* _Given problem_
Everything in the listing should be restated word for word.

* _Stored data entries_
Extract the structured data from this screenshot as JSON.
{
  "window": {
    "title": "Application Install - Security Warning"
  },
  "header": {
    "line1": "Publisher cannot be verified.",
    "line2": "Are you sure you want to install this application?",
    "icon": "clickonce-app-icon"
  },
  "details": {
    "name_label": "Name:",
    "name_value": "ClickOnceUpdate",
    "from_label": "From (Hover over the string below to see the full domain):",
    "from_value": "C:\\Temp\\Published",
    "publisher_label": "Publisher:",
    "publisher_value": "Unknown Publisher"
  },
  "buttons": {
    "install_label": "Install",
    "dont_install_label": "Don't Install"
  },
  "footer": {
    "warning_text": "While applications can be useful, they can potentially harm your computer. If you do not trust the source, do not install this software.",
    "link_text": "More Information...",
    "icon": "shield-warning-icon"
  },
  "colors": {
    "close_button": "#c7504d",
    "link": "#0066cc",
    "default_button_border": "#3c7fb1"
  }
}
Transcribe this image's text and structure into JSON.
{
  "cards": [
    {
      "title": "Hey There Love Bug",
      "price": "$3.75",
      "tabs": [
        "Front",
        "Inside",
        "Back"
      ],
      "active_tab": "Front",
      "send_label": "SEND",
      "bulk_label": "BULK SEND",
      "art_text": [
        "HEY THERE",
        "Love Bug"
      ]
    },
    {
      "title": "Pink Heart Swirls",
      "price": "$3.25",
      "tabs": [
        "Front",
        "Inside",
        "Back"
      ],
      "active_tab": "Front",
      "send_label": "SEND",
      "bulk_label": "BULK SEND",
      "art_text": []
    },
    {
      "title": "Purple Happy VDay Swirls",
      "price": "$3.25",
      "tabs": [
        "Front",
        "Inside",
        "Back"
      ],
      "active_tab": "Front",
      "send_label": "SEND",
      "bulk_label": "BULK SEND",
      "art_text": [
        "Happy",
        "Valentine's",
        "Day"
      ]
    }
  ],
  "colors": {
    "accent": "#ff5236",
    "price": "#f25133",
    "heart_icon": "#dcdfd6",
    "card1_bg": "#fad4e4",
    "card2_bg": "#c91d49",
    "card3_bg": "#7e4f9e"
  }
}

* _Task result_
Extract the structured data from this screenshot as JSON.
{
  "window": {
    "title": "Application Install - Security Warning"
  },
  "header": {
    "line1": "Publisher cannot be verified.",
    "line2": "Are you sure you want to install this application?",
    "icon": "clickonce-app-icon"
  },
  "details": {
    "name_label": "Name:",
    "name_value": "ClickOnceUpdate",
    "from_label": "From (Hover over the string below to see the full domain):",
    "from_value": "C:\\Temp\\Published",
    "publisher_label": "Publisher:",
    "publisher_value": "Unknown Publisher"
  },
  "buttons": {
    "install_label": "Install",
    "dont_install_label": "Don't Install"
  },
  "footer": {
    "warning_text": "While applications can be useful, they can potentially harm your computer. If you do not trust the source, do not install this software.",
    "link_text": "More Information...",
    "icon": "shield-warning-icon"
  },
  "colors": {
    "close_button": "#c7504d",
    "link": "#0066cc",
    "default_button_border": "#3c7fb1"
  }
}
Transcribe this image's text and structure into JSON.
{
  "cards": [
    {
      "title": "Hey There Love Bug",
      "price": "$3.75",
      "tabs": [
        "Front",
        "Inside",
        "Back"
      ],
      "active_tab": "Front",
      "send_label": "SEND",
      "bulk_label": "BULK SEND",
      "art_text": [
        "HEY THERE",
        "Love Bug"
      ]
    },
    {
      "title": "Pink Heart Swirls",
      "price": "$3.25",
      "tabs": [
        "Front",
        "Inside",
        "Back"
      ],
      "active_tab": "Front",
      "send_label": "SEND",
      "bulk_label": "BULK SEND",
      "art_text": []
    },
    {
      "title": "Purple Happy VDay Swirls",
      "price": "$3.25",
      "tabs": [
        "Front",
        "Inside",
        "Back"
      ],
      "active_tab": "Front",
      "send_label": "SEND",
      "bulk_label": "BULK SEND",
      "art_text": [
        "Happy",
        "Valentine's",
        "Day"
      ]
    }
  ],
  "colors": {
    "accent": "#ff5236",
    "price": "#f25133",
    "heart_icon": "#dcdfd6",
    "card1_bg": "#fad4e4",
    "card2_bg": "#c91d49",
    "card3_bg": "#7e4f9e"
  }
}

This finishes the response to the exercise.